> [Directive]: Reply with the count of lines holding "kind", nothing more.

--- Items ---

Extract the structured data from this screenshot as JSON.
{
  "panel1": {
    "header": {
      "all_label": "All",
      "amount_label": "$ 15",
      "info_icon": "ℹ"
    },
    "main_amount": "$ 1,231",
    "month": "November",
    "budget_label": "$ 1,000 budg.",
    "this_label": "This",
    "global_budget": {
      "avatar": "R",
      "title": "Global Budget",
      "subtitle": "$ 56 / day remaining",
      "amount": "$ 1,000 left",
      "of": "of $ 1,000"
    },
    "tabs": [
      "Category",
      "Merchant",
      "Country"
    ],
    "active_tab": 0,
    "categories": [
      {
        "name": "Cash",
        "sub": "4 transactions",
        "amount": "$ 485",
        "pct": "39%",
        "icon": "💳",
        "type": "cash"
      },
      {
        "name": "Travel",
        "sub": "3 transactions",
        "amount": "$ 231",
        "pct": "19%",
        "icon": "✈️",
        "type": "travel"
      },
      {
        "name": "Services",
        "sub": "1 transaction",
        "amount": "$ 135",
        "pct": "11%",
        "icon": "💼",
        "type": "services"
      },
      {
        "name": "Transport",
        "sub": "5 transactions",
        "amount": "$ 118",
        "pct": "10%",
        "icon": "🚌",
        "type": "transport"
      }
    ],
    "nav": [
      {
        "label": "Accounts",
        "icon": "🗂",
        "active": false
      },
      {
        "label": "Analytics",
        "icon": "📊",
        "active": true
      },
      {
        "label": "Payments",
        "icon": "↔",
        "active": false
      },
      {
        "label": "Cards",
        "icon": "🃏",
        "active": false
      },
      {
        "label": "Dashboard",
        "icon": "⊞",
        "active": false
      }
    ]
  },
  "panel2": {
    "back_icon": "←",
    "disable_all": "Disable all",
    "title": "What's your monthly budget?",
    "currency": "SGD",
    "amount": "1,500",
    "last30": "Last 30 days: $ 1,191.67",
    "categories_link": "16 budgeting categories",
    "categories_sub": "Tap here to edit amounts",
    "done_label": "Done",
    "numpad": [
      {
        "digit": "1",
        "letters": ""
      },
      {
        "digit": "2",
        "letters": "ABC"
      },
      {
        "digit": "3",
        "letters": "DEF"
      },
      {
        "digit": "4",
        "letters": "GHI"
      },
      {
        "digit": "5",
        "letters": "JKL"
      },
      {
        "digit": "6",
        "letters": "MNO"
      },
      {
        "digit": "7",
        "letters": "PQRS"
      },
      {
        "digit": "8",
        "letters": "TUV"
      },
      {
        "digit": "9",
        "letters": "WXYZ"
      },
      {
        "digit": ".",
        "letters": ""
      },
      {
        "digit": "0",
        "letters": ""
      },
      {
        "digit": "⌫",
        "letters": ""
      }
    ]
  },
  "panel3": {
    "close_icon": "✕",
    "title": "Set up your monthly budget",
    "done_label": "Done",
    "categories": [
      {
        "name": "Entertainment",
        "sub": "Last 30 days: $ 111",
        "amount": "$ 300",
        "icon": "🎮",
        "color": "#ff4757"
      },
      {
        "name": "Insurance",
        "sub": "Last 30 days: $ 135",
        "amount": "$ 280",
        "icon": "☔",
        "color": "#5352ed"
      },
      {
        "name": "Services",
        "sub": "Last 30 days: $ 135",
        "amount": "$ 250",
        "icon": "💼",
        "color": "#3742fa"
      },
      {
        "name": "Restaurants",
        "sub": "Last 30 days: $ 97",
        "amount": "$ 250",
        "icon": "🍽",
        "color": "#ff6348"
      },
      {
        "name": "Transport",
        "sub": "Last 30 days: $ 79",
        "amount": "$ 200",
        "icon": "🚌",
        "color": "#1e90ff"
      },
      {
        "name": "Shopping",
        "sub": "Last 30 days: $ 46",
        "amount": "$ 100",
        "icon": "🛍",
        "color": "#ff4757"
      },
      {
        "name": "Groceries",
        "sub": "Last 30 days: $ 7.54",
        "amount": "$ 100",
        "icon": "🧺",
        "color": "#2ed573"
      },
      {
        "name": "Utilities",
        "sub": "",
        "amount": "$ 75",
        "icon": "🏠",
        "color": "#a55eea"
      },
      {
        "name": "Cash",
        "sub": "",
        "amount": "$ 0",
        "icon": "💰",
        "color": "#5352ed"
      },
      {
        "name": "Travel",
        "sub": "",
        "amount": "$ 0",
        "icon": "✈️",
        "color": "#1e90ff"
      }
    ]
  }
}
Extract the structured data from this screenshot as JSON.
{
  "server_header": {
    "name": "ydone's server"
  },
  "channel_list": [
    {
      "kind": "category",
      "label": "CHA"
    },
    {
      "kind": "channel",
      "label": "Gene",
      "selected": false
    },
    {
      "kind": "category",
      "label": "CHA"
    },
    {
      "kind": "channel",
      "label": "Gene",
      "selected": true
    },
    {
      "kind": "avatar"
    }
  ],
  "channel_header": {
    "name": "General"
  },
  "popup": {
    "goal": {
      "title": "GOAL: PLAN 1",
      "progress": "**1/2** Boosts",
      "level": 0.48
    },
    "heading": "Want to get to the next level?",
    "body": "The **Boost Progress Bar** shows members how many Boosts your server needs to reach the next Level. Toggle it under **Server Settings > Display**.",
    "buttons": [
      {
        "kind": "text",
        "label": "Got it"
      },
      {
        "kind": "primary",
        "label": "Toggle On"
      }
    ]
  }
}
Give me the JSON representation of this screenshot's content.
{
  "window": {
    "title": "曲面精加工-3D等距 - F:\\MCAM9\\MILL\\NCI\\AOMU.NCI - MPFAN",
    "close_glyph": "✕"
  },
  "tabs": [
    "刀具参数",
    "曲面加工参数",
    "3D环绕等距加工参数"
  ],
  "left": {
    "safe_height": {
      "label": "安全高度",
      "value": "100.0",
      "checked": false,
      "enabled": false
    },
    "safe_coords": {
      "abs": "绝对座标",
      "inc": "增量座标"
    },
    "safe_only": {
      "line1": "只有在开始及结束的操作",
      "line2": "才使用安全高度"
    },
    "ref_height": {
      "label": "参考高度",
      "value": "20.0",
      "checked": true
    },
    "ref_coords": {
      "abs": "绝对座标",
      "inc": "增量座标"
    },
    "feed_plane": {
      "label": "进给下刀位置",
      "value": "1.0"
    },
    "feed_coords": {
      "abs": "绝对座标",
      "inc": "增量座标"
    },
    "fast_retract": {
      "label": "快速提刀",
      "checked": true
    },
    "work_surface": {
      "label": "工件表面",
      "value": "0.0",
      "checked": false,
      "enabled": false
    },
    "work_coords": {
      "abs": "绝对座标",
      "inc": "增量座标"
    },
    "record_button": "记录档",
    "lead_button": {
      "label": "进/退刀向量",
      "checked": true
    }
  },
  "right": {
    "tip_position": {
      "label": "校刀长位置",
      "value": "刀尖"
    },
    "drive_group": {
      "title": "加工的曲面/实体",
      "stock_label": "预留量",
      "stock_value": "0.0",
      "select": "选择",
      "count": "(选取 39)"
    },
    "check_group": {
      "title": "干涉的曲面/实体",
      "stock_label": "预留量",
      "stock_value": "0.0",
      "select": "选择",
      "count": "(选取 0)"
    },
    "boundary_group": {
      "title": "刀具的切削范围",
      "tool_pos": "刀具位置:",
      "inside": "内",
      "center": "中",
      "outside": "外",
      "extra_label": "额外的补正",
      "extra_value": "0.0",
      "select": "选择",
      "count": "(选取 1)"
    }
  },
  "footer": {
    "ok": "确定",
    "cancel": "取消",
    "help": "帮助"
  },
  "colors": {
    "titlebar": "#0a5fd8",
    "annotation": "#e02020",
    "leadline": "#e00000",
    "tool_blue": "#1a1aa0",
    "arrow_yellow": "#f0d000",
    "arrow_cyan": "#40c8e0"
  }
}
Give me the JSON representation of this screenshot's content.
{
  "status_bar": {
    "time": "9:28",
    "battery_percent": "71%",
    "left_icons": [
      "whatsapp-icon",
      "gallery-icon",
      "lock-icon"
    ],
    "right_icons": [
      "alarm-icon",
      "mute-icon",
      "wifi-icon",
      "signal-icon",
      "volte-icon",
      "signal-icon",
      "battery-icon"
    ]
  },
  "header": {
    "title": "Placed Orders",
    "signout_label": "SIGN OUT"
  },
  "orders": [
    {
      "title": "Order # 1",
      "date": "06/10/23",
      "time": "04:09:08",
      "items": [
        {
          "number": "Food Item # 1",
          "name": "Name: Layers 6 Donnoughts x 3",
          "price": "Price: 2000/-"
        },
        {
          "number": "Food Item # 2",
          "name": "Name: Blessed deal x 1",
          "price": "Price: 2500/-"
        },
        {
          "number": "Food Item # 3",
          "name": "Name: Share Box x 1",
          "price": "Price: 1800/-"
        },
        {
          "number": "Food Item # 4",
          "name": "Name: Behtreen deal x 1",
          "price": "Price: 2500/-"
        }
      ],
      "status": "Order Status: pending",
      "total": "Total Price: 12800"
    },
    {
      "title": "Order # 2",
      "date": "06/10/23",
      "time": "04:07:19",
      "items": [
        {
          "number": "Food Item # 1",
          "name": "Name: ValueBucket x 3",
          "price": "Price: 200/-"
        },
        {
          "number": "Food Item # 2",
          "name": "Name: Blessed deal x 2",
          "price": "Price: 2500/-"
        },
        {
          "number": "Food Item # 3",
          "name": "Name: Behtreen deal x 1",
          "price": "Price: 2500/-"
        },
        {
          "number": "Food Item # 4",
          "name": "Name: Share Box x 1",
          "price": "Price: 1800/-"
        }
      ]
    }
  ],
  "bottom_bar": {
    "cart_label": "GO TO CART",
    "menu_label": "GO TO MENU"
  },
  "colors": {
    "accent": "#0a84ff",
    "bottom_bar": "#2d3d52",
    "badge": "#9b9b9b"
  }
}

---

> [Solution to the problem]: 7